Supplied material:
__________________________________________________

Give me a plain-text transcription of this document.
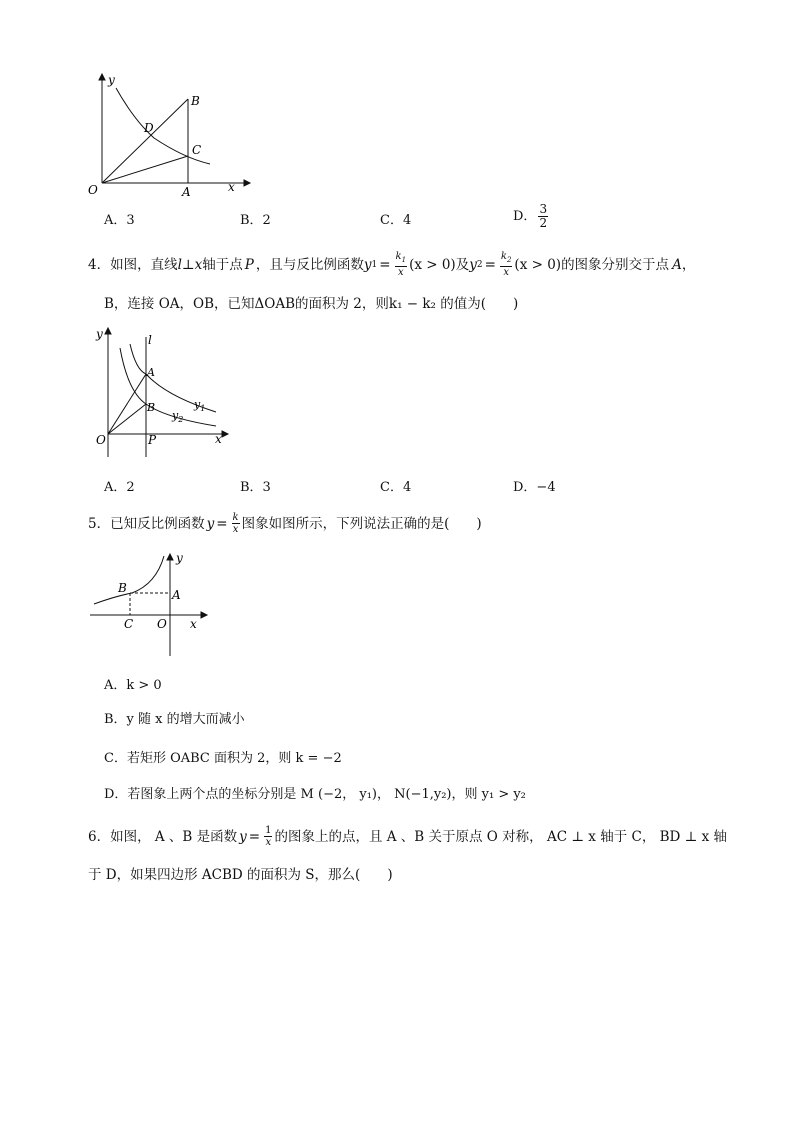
y
x
O	A
B
C
D
A．3	B．2	C．4	D． $\frac{3}{2}$
4．如图，直线 l ⊥ x 轴于点 P ，且与反比例函数 y $1 = \frac{k_1}{x} (x > 0)$ 及 y $2 = \frac{k_2}{x} (x > 0)$ 的图象分别交于点 A ，
B，连接 OA，OB，已知ΔOAB的面积为 2，则k₁ − k₂ 的值为(　　)
y	l
A
B	$y_1$
$y_2$
O	P	x
A．2	B．3	C．4	D．−4
5．已知反比例函数 $y = \frac{k}{x}$ 图象如图所示，下列说法正确的是(　　)
y
B	A
C O x
A．k > 0
B．y 随 x 的增大而减小
C．若矩形 OABC 面积为 2，则 k = −2
D．若图象上两个点的坐标分别是 M (−2， y₁)， N(−1,y₂)，则 y₁ > y₂
6．如图， A 、B 是函数 $y = \frac{1}{x}$ 的图象上的点，且 A 、B 关于原点 O 对称， AC ⊥ x 轴于 C， BD ⊥ x 轴
于 D，如果四边形 ACBD 的面积为 S，那么(　　)
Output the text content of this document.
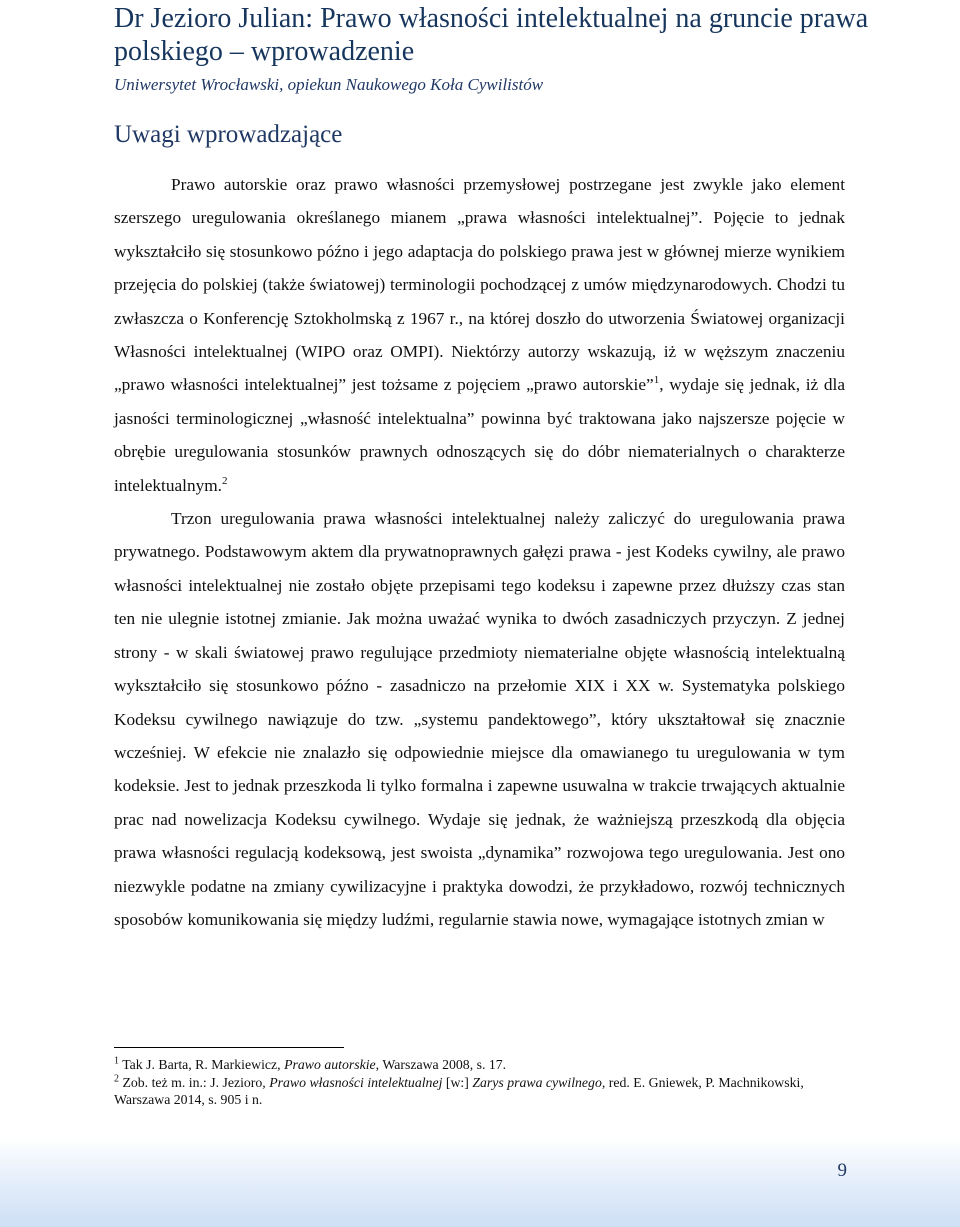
Dr Jezioro Julian: Prawo własności intelektualnej na gruncie prawa polskiego – wprowadzenie
Uniwersytet Wrocławski, opiekun Naukowego Koła Cywilistów
Uwagi wprowadzające

Prawo autorskie oraz prawo własności przemysłowej postrzegane jest zwykle jako element szerszego uregulowania określanego mianem „prawa własności intelektualnej”. Pojęcie to jednak wykształciło się stosunkowo późno i jego adaptacja do polskiego prawa jest w głównej mierze wynikiem przejęcia do polskiej (także światowej) terminologii pochodzącej z umów międzynarodowych. Chodzi tu zwłaszcza o Konferencję Sztokholmską z 1967 r., na której doszło do utworzenia Światowej organizacji Własności intelektualnej (WIPO oraz OMPI). Niektórzy autorzy wskazują, iż w węższym znaczeniu „prawo własności intelektualnej” jest tożsame z pojęciem „prawo autorskie”$^1$, wydaje się jednak, iż dla jasności terminologicznej „własność intelektualna” powinna być traktowana jako najszersze pojęcie w obrębie uregulowania stosunków prawnych odnoszących się do dóbr niematerialnych o charakterze intelektualnym.$^2$

Trzon uregulowania prawa własności intelektualnej należy zaliczyć do uregulowania prawa prywatnego. Podstawowym aktem dla prywatnoprawnych gałęzi prawa - jest Kodeks cywilny, ale prawo własności intelektualnej nie zostało objęte przepisami tego kodeksu i zapewne przez dłuższy czas stan ten nie ulegnie istotnej zmianie. Jak można uważać wynika to dwóch zasadniczych przyczyn. Z jednej strony - w skali światowej prawo regulujące przedmioty niematerialne objęte własnością intelektualną wykształciło się stosunkowo późno - zasadniczo na przełomie XIX i XX w. Systematyka polskiego Kodeksu cywilnego nawiązuje do tzw. „systemu pandektowego”, który ukształtował się znacznie wcześniej. W efekcie nie znalazło się odpowiednie miejsce dla omawianego tu uregulowania w tym kodeksie. Jest to jednak przeszkoda li tylko formalna i zapewne usuwalna w trakcie trwających aktualnie prac nad nowelizacja Kodeksu cywilnego. Wydaje się jednak, że ważniejszą przeszkodą dla objęcia prawa własności regulacją kodeksową, jest swoista „dynamika” rozwojowa tego uregulowania. Jest ono niezwykle podatne na zmiany cywilizacyjne i praktyka dowodzi, że przykładowo, rozwój technicznych sposobów komunikowania się między ludźmi, regularnie stawia nowe, wymagające istotnych zmian w

$^1$ Tak J. Barta, R. Markiewicz, Prawo autorskie, Warszawa 2008, s. 17.

$^2$ Zob. też m. in.: J. Jezioro, Prawo własności intelektualnej [w:] Zarys prawa cywilnego, red. E. Gniewek, P. Machnikowski, Warszawa 2014, s. 905 i n.

9
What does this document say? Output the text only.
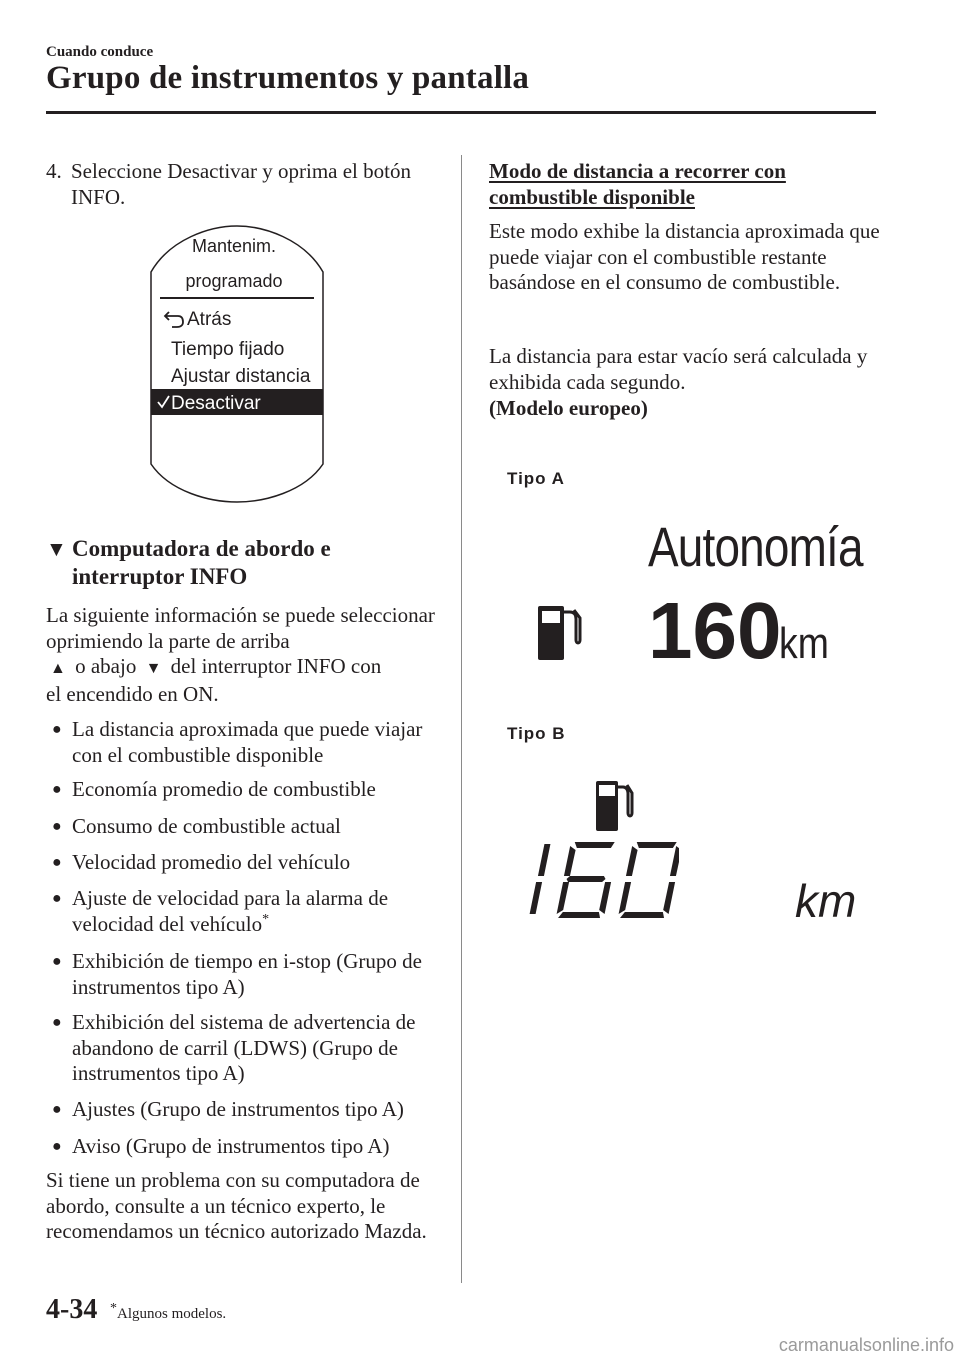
Cuando conduce
Grupo de instrumentos y pantalla
4. Seleccione Desactivar y oprima el botón INFO.
Mantenim.
programado
Atrás
Tiempo fijado
Ajustar distancia
Desactivar
▼ Computadora de abordo e interruptor INFO
La siguiente información se puede seleccionar oprimiendo la parte de arriba
▲  o abajo  ▼  del interruptor INFO con
el encendido en ON.
● La distancia aproximada que puede viajar con el combustible disponible
● Economía promedio de combustible
● Consumo de combustible actual
● Velocidad promedio del vehículo
● Ajuste de velocidad para la alarma de velocidad del vehículo*
● Exhibición de tiempo en i-stop (Grupo de instrumentos tipo A)
● Exhibición del sistema de advertencia de abandono de carril (LDWS) (Grupo de instrumentos tipo A)
● Ajustes (Grupo de instrumentos tipo A)
● Aviso (Grupo de instrumentos tipo A)
Si tiene un problema con su computadora de abordo, consulte a un técnico experto, le recomendamos un técnico autorizado Mazda.
Modo de distancia a recorrer con combustible disponible
Este modo exhibe la distancia aproximada que puede viajar con el combustible restante basándose en el consumo de combustible.
La distancia para estar vacío será calculada y exhibida cada segundo.
(Modelo europeo)
Tipo A
Autonomía
160
km
Tipo B
km
4-34 *Algunos modelos.
carmanualsonline.info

__________________________________________________

Objective:
Select and copy each line from the data that includes the word "interruptor".

Completed task:
▼ Computadora de abordo e interruptor INFO
▲  o abajo  ▼  del interruptor INFO con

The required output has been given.